- _EXTRACTED RECORDS_:
+++

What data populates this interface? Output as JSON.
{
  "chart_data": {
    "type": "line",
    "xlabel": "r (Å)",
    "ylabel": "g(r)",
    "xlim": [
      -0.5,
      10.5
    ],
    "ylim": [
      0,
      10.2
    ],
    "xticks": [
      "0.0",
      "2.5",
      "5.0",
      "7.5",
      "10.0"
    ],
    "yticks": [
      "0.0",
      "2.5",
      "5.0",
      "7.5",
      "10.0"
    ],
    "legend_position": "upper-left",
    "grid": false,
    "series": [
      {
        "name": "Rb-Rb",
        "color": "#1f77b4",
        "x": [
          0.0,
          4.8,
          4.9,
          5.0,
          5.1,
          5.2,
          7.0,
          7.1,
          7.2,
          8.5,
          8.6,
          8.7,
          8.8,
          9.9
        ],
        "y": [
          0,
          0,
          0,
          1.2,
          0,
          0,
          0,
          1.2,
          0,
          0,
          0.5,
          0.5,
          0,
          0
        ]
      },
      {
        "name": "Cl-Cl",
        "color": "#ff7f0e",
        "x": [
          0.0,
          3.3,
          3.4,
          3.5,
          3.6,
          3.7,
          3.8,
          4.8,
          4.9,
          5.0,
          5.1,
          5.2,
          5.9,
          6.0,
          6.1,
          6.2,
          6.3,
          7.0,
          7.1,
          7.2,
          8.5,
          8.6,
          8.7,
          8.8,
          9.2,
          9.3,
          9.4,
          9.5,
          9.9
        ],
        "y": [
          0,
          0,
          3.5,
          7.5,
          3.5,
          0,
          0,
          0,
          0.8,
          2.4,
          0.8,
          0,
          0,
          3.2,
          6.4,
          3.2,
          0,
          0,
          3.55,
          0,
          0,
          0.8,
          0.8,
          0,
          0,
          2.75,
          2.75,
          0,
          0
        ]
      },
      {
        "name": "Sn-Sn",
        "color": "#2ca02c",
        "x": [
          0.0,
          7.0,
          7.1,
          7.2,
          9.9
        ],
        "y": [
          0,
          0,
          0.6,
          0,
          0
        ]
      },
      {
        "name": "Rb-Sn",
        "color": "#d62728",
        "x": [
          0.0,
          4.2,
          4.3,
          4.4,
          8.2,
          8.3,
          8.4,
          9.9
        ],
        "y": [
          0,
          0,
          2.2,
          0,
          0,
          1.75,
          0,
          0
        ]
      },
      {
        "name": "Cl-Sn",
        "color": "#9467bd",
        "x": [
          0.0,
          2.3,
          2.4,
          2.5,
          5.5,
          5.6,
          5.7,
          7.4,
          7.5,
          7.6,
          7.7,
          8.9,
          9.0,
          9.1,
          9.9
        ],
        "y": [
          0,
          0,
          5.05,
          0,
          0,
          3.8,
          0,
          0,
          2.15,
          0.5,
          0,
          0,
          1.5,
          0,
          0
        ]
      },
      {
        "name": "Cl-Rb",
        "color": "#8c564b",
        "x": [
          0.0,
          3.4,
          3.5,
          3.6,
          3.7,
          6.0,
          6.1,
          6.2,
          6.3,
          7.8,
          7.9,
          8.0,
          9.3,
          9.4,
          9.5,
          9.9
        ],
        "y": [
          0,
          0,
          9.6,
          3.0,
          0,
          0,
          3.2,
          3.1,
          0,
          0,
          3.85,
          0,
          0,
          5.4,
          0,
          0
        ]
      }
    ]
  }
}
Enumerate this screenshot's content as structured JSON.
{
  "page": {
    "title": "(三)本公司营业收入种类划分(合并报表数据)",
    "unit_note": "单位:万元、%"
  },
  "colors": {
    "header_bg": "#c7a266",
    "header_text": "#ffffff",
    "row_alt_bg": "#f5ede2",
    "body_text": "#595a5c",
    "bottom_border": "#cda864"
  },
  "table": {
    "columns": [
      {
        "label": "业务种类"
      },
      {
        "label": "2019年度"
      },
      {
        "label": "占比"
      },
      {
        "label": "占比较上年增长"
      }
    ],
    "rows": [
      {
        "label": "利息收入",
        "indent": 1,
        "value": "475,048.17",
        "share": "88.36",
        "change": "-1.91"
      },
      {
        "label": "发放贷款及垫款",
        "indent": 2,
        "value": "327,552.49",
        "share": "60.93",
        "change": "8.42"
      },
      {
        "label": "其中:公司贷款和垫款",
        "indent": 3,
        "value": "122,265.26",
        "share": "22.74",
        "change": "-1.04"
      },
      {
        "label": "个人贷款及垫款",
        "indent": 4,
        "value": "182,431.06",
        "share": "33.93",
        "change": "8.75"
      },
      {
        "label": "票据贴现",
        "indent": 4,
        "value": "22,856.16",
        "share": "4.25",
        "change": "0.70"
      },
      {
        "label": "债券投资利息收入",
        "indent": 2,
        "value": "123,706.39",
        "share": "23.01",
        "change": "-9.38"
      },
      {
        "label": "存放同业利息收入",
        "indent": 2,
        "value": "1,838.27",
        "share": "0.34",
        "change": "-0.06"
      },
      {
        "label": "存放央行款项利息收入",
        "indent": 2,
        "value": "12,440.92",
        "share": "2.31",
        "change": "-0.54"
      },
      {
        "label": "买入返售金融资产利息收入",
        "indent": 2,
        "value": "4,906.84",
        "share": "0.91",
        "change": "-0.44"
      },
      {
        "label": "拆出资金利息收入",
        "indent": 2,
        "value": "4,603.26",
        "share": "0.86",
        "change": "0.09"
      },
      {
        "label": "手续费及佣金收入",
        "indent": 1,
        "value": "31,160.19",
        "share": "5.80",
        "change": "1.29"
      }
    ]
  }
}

+++

- _TASK PROMPT_:
Using the records above, copy each line that contains "this".

- _EXERCISE SOLUTION_:
What data populates this interface? Output as JSON.
Enumerate this screenshot's content as structured JSON.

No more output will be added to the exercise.